◆ Work instructions
Reproduce each line of the records below without any changes, omitting the pictures.

--- START ---

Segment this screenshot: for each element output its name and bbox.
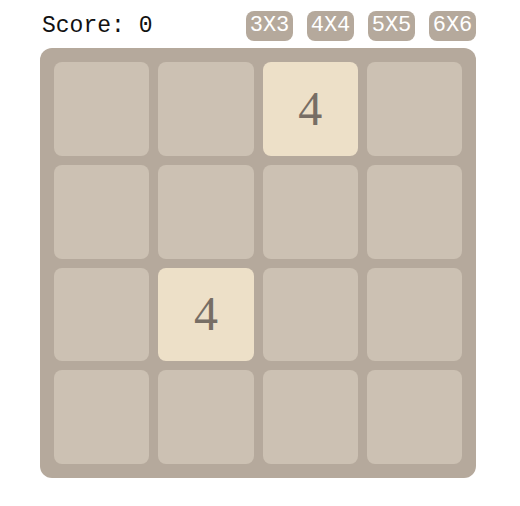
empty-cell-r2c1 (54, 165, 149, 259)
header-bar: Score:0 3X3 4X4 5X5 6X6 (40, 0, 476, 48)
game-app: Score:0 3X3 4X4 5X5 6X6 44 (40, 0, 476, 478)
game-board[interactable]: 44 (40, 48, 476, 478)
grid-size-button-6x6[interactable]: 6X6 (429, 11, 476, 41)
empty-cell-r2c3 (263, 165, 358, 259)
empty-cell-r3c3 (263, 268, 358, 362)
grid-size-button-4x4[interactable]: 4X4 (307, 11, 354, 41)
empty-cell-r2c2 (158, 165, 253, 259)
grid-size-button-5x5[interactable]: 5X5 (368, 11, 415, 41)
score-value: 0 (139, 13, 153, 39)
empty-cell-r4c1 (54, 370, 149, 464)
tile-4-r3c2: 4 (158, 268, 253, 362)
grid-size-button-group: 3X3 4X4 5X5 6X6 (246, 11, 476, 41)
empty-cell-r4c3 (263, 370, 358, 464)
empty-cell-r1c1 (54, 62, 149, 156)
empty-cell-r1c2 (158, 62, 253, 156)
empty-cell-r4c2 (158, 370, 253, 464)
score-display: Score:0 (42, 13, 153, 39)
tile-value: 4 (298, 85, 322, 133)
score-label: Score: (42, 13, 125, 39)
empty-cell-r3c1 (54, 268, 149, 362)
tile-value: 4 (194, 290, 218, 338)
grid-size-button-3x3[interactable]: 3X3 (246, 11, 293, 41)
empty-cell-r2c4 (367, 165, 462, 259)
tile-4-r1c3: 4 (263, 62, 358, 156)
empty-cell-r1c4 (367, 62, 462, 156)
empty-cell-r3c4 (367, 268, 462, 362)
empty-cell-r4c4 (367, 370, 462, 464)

--- END ---

◆ Expected answer
Segment this screenshot: for each element output its name and bbox.
empty-cell-r2c1 (54, 165, 149, 259)
header-bar: Score:0 3X3 4X4 5X5 6X6 (40, 0, 476, 48)
game-app: Score:0 3X3 4X4 5X5 6X6 44 (40, 0, 476, 478)
game-board[interactable]: 44 (40, 48, 476, 478)
grid-size-button-6x6[interactable]: 6X6 (429, 11, 476, 41)
empty-cell-r2c3 (263, 165, 358, 259)
empty-cell-r3c3 (263, 268, 358, 362)
grid-size-button-4x4[interactable]: 4X4 (307, 11, 354, 41)
empty-cell-r2c2 (158, 165, 253, 259)
grid-size-button-5x5[interactable]: 5X5 (368, 11, 415, 41)
score-value: 0 (139, 13, 153, 39)
empty-cell-r4c1 (54, 370, 149, 464)
tile-4-r3c2: 4 (158, 268, 253, 362)
grid-size-button-group: 3X3 4X4 5X5 6X6 (246, 11, 476, 41)
empty-cell-r4c3 (263, 370, 358, 464)
empty-cell-r1c1 (54, 62, 149, 156)
empty-cell-r1c2 (158, 62, 253, 156)
empty-cell-r4c2 (158, 370, 253, 464)
score-display: Score:0 (42, 13, 153, 39)
tile-value: 4 (298, 85, 322, 133)
score-label: Score: (42, 13, 125, 39)
empty-cell-r3c1 (54, 268, 149, 362)
tile-value: 4 (194, 290, 218, 338)
grid-size-button-3x3[interactable]: 3X3 (246, 11, 293, 41)
empty-cell-r2c4 (367, 165, 462, 259)
tile-4-r1c3: 4 (263, 62, 358, 156)
empty-cell-r1c4 (367, 62, 462, 156)
empty-cell-r3c4 (367, 268, 462, 362)
empty-cell-r4c4 (367, 370, 462, 464)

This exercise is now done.